* [Work instructions]:
Gather each line of the records where "people" appears.
═════ Exercise materials
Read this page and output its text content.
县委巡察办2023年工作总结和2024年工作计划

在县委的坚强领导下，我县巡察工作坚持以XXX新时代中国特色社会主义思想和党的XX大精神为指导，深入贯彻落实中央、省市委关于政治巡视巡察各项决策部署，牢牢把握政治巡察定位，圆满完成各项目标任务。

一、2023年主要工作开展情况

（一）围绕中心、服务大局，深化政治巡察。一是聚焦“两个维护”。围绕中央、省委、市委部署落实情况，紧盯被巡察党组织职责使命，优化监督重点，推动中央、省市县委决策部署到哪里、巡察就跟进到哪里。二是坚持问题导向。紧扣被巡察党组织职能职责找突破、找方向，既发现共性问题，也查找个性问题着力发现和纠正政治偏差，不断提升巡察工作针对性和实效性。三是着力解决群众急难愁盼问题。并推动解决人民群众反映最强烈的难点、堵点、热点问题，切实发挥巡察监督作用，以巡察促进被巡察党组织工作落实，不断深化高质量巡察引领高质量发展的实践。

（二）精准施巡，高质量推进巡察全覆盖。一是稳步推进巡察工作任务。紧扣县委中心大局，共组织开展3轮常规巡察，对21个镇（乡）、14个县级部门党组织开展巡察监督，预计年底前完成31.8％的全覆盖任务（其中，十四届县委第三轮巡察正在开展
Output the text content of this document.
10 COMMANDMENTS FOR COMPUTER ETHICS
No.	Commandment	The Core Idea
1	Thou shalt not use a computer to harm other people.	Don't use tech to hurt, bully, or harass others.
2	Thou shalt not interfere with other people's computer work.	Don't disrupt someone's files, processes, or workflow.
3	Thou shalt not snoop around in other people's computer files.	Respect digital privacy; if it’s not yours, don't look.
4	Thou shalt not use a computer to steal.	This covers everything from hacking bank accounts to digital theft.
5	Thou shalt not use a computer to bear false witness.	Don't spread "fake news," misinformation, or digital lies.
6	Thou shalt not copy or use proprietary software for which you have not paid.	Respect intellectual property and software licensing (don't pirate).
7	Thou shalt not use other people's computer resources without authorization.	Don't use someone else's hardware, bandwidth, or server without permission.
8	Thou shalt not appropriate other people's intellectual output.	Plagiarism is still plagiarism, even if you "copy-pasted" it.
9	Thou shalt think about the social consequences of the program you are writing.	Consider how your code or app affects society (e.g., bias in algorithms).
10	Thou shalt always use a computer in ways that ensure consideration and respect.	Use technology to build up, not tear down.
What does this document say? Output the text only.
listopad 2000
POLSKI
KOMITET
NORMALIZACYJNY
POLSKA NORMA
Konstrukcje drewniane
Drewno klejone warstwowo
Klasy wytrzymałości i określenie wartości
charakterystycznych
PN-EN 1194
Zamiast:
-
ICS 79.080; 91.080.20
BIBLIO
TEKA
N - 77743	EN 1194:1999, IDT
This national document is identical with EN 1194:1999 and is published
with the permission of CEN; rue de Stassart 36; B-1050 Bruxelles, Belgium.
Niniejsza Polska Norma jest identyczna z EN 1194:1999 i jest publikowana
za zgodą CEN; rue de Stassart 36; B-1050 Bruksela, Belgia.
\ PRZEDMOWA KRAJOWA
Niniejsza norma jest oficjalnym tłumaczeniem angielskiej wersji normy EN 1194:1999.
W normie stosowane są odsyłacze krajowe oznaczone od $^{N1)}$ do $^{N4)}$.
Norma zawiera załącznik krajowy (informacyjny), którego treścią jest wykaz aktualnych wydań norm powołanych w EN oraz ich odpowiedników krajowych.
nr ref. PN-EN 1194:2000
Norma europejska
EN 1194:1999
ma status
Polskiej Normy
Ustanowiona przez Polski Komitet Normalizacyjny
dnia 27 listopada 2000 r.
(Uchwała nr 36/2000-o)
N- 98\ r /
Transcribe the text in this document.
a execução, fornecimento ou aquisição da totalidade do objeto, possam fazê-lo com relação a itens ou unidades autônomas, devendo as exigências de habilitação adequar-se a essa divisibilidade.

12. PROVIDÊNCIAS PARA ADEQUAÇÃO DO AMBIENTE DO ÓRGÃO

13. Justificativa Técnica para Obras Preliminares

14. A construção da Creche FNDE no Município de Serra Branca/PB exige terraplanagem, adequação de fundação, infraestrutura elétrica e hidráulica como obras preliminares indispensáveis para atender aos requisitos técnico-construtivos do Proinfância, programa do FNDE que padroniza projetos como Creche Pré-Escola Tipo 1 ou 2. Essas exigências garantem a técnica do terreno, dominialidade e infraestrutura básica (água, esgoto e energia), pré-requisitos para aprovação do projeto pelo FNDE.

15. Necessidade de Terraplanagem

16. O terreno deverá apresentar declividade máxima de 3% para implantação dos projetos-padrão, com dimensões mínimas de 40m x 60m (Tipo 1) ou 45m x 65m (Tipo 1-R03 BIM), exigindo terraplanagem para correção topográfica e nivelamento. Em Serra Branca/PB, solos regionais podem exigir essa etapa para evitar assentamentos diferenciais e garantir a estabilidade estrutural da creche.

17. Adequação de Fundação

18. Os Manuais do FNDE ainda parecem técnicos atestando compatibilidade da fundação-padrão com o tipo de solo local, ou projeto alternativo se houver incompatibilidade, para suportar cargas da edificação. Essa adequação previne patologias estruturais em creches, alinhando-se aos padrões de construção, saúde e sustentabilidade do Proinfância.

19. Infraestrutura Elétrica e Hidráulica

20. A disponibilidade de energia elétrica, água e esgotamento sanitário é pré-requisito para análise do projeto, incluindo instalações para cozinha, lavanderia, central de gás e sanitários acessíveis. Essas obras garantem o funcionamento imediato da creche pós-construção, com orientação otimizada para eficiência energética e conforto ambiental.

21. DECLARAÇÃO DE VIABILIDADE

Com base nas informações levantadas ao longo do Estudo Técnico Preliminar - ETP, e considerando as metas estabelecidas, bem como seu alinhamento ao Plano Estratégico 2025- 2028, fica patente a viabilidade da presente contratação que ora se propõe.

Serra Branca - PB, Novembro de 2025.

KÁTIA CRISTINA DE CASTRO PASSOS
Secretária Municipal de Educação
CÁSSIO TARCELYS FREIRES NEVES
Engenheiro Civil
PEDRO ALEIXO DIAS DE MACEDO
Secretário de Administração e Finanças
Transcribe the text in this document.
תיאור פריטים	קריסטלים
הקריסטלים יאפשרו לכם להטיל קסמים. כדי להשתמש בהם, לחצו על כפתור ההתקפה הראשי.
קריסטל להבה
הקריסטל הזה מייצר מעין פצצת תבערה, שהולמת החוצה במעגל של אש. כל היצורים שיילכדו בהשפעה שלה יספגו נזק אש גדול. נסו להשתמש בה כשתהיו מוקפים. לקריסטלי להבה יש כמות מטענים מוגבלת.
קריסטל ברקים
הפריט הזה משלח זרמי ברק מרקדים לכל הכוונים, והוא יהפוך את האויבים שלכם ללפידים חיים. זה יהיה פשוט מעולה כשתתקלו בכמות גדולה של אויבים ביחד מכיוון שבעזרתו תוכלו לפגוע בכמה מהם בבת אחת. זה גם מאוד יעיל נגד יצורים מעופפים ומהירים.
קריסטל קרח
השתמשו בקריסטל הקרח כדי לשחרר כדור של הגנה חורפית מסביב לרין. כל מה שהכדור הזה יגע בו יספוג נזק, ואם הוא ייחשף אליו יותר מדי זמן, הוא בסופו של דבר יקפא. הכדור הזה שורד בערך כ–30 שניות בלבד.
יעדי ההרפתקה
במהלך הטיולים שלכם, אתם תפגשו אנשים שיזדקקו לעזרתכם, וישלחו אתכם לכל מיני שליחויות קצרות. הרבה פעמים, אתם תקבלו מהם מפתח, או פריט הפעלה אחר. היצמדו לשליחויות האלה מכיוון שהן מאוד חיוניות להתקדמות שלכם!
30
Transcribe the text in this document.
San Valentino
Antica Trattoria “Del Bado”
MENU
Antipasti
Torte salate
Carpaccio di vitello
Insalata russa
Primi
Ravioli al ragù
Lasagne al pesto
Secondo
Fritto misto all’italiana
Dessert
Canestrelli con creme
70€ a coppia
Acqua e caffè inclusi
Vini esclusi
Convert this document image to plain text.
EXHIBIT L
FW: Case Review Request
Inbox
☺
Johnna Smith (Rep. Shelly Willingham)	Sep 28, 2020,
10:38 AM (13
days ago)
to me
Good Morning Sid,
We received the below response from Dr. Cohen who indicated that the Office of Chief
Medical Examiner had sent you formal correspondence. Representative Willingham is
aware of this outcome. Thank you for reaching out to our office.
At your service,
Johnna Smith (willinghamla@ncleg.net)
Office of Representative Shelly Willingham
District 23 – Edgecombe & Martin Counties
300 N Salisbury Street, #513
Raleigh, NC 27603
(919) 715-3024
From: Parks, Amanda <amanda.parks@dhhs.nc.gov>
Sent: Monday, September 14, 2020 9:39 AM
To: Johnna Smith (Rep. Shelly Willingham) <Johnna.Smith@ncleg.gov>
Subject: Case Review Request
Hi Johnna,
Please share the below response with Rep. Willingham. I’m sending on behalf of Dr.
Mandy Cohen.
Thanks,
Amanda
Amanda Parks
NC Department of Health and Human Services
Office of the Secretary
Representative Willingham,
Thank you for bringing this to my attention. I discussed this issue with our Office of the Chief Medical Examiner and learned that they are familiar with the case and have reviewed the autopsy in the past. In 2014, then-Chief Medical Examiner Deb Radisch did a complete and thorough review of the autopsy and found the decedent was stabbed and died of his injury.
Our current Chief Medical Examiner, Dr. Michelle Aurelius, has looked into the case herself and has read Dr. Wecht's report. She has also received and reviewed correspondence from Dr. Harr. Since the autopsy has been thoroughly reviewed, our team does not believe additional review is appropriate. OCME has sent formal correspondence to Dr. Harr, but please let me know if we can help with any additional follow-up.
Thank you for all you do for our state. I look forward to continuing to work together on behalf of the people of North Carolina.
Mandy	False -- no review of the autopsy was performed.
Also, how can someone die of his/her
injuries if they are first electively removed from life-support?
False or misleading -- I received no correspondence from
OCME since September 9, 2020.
══════════
* [Correct response]:
1	Thou shalt not use a computer to harm other people.	Don't use tech to hurt, bully, or harass others.
2	Thou shalt not interfere with other people's computer work.	Don't disrupt someone's files, processes, or workflow.
3	Thou shalt not snoop around in other people's computer files.	Respect digital privacy; if it’s not yours, don't look.
7	Thou shalt not use other people's computer resources without authorization.	Don't use someone else's hardware, bandwidth, or server without permission.
8	Thou shalt not appropriate other people's intellectual output.	Plagiarism is still plagiarism, even if you "copy-pasted" it.
Thank you for all you do for our state. I look forward to continuing to work together on behalf of the people of North Carolina.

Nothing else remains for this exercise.